> WHAT IS ASKED
- 1) Revise the stock-market emotions piece by reproducing the portion starting at "A strategy that" and ending at "current stock price.", with "wishy-washy" changed to "indecisive".
- 2) Turn the paragraph of the stock-market emotions piece that begins "Looking at the situation logically" into a short bulleted list that keeps its main points.
- 3) Answer these questions from the stock-market emotions piece:
(a) What example does it give of something we do even though we know we should not?
(b) In the scenario, how long would it take for earnings to catch up with the current stock price?
(c) What Wall Street axiom does it quote?

> READING PASSAGE
# # # #

Often our own worst enemy to making money in the stock market looks at us in the mirror each morning. We do things we know we should not — for example, hold onto a stock that we know we should sell, hoping it will come back to even — because emotions get in the way of rational decision-making. It is time to take control of our emotions, logically evaluate positions, and make decision accordingly.
A strategy that has been created by this wishy-washy behavior is the use of a stop-loss order for positions that have done well. Here’s the scenario:
We’ve bought a stock that has done well, maybe climbing by 100% in a year’s time span. We look at the potential for continued gains but it seems like the stock has “gotten ahead of itself.” It would take three years for earnings to catch up with the current stock price.
Looking at the situation logically, one would sell the position. Even though this blog advises holding stocks for long periods of time, if a stock has gone up so far that the return for the next three years will likely be flat, it is time to sell. But because we think maybe the market will continue to push the stock up, we don’t want to sell out. We don’t want to be kicking ourselves after it goes up another 10%. (This is where the Wall Street axiom “Bulls make money, Bears make money, but Pigs get slaughtered” comes from).

# # # #

> RECORDED INFORMATION
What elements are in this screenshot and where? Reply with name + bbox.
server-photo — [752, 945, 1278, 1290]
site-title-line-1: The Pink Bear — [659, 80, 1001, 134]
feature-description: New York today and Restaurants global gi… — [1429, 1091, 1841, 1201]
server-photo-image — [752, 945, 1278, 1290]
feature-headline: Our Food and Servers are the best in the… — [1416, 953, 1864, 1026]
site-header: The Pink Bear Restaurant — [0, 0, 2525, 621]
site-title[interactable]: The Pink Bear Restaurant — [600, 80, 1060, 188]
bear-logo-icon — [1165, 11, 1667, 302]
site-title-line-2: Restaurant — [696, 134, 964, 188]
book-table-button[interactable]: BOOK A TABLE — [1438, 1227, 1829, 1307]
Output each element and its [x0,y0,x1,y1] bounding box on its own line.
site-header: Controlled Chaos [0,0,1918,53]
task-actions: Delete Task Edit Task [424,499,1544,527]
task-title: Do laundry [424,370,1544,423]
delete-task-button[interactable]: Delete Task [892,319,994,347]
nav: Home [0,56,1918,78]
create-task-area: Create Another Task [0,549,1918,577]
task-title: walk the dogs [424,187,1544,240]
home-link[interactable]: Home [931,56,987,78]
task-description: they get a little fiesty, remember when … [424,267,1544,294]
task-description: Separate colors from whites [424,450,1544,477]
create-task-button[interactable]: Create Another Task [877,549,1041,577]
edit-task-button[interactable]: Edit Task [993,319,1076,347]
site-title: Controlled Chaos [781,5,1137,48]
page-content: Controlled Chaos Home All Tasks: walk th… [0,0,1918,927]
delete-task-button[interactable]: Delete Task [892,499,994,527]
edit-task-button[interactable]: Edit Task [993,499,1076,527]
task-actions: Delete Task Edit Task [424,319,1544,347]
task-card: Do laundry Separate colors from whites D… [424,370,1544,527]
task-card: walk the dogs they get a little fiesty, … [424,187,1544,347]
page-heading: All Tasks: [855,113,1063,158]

# # # #

> THE REPLIES
- 1)
A strategy that has been created by this indecisive behavior is the use of a stop-loss order for positions that have done well. Here’s the scenario:
We’ve bought a stock that has done well, maybe climbing by 100% in a year’s time span. We look at the potential for continued gains but it seems like the stock has “gotten ahead of itself.” It would take three years for earnings to catch up with the current stock price.

- 2)
- Logic says to sell the position.
- The blog favors holding stocks long-term, but if a stock has risen so far that the next three years' return will likely be flat, it is time to sell.
- We hesitate because the market might keep pushing the stock up, and we don't want to regret missing another 10% gain.
- This is the source of the Wall Street axiom "Bulls make money, Bears make money, but Pigs get slaughtered."

- 3)
(a) Holding onto a stock we know we should sell, hoping it will come back to even.
(b) Three years.
(c) "Bulls make money, Bears make money, but Pigs get slaughtered."